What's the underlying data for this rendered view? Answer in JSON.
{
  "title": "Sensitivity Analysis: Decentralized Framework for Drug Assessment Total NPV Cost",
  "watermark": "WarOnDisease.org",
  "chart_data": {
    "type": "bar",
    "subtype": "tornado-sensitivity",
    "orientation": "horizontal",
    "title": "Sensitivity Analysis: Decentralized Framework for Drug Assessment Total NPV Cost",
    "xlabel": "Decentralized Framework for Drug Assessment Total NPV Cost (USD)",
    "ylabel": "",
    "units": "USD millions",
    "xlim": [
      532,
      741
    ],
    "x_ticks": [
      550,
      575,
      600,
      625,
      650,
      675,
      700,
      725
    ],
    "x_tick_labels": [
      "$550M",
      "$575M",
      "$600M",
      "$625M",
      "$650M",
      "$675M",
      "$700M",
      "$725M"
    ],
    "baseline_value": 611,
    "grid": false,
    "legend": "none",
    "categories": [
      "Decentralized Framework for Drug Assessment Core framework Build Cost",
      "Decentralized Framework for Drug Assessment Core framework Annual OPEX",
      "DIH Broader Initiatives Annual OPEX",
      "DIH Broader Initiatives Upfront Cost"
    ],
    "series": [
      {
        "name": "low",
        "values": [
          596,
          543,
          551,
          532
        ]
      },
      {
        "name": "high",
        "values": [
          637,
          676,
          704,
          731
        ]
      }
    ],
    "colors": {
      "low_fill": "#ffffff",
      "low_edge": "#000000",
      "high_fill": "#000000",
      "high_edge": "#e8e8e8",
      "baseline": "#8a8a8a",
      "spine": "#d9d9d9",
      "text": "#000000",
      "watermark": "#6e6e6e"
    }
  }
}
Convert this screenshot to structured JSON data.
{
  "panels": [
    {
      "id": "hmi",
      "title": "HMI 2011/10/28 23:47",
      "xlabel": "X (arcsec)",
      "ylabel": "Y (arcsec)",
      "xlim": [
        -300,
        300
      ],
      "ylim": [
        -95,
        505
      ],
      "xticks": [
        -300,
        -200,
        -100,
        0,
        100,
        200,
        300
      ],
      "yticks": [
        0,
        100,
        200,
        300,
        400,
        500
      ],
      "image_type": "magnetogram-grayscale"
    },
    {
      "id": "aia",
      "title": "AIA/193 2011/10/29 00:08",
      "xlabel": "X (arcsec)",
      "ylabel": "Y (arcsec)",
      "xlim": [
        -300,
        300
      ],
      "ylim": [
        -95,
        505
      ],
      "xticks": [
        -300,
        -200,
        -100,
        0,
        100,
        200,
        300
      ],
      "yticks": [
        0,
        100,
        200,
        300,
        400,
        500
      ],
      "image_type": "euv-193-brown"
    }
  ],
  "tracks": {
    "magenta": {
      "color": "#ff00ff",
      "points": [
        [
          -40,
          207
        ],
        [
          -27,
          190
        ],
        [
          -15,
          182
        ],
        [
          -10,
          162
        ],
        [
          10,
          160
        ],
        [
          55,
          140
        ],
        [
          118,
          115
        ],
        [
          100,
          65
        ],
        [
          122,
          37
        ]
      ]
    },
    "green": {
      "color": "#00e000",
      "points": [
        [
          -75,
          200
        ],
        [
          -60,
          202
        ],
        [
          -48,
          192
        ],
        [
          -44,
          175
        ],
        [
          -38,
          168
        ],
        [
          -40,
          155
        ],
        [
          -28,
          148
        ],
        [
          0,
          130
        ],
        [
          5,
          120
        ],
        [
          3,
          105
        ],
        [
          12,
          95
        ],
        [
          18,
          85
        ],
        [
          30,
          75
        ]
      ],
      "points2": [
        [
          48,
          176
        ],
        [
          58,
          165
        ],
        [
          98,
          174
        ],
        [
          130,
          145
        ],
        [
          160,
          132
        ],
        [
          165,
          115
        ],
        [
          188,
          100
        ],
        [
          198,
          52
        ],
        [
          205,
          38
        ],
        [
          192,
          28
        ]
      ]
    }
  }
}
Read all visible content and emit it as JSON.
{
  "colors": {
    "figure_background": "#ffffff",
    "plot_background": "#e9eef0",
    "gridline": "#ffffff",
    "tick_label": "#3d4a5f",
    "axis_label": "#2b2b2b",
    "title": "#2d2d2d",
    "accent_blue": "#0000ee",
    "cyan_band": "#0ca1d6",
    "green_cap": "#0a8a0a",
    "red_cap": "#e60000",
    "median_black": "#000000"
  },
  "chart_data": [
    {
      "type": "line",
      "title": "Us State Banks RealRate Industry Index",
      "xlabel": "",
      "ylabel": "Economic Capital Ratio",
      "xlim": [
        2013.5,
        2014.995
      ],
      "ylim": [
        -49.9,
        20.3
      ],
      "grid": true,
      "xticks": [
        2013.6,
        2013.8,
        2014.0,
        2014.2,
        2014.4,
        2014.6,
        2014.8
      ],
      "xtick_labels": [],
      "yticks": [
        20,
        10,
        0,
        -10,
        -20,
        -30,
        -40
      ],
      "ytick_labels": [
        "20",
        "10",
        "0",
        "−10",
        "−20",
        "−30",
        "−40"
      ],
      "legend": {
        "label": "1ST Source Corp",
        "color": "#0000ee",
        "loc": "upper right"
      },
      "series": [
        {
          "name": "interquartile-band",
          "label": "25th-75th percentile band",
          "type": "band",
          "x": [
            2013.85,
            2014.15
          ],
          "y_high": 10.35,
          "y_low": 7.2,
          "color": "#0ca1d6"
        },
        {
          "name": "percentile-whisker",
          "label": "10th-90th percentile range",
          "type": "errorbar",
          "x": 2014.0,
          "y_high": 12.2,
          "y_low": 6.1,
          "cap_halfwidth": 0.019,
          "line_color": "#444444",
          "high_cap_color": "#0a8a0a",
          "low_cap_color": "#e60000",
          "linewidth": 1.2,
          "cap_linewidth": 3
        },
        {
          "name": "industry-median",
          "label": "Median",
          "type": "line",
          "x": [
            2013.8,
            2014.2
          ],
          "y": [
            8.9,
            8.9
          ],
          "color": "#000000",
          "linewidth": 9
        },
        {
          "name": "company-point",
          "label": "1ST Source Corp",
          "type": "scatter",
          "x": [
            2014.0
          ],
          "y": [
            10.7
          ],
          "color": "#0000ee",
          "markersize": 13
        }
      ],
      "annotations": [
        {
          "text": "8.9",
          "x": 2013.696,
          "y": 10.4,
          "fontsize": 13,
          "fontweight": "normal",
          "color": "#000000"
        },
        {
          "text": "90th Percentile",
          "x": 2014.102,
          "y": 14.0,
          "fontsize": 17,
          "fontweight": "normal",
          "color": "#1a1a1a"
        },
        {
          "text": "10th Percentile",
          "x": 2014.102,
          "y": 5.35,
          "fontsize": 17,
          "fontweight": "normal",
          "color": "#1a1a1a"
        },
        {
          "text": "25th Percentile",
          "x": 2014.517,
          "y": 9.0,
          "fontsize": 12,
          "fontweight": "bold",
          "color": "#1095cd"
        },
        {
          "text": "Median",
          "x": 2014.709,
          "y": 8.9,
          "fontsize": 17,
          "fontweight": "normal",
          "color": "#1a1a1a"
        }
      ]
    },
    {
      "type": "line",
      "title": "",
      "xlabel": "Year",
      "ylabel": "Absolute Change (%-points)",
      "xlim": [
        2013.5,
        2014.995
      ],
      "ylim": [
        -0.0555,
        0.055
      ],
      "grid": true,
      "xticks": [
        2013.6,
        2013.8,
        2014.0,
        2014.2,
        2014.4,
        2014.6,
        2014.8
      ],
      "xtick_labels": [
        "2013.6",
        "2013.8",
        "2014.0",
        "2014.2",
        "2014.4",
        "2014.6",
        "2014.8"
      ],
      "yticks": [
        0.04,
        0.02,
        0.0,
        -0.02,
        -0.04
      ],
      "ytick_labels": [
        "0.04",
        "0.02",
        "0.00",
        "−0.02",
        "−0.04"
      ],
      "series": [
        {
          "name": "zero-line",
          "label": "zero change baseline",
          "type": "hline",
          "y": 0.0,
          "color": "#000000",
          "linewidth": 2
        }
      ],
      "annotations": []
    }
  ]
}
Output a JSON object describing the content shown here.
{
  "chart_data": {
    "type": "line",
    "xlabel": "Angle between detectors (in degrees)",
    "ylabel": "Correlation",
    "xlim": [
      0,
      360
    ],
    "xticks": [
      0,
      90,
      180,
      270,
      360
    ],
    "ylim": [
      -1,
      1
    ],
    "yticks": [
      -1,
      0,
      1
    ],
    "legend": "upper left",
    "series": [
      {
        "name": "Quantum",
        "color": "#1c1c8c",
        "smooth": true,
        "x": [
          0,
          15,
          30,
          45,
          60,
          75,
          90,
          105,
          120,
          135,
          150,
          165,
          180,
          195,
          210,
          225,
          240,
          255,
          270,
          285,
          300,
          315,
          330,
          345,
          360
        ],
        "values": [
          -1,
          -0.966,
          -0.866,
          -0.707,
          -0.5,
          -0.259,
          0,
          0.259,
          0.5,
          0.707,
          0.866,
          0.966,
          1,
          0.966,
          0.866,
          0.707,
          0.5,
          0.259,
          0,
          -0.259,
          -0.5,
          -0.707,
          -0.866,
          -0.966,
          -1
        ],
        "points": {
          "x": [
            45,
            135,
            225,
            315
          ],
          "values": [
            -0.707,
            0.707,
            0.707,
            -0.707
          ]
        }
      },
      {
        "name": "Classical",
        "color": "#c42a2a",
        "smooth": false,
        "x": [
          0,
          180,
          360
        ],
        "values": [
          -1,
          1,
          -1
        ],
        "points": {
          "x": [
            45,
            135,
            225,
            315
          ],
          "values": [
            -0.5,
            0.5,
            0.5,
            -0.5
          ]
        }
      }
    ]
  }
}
#####
* Exercise instructions *
Copy every line that includes the string "xlabel" from the material above.

* Task response *
    "xlabel": "Decentralized Framework for Drug Assessment Total NPV Cost (USD)",
      "xlabel": "X (arcsec)",
      "xlabel": "X (arcsec)",
      "xlabel": "",
      "xlabel": "Year",
    "xlabel": "Angle between detectors (in degrees)",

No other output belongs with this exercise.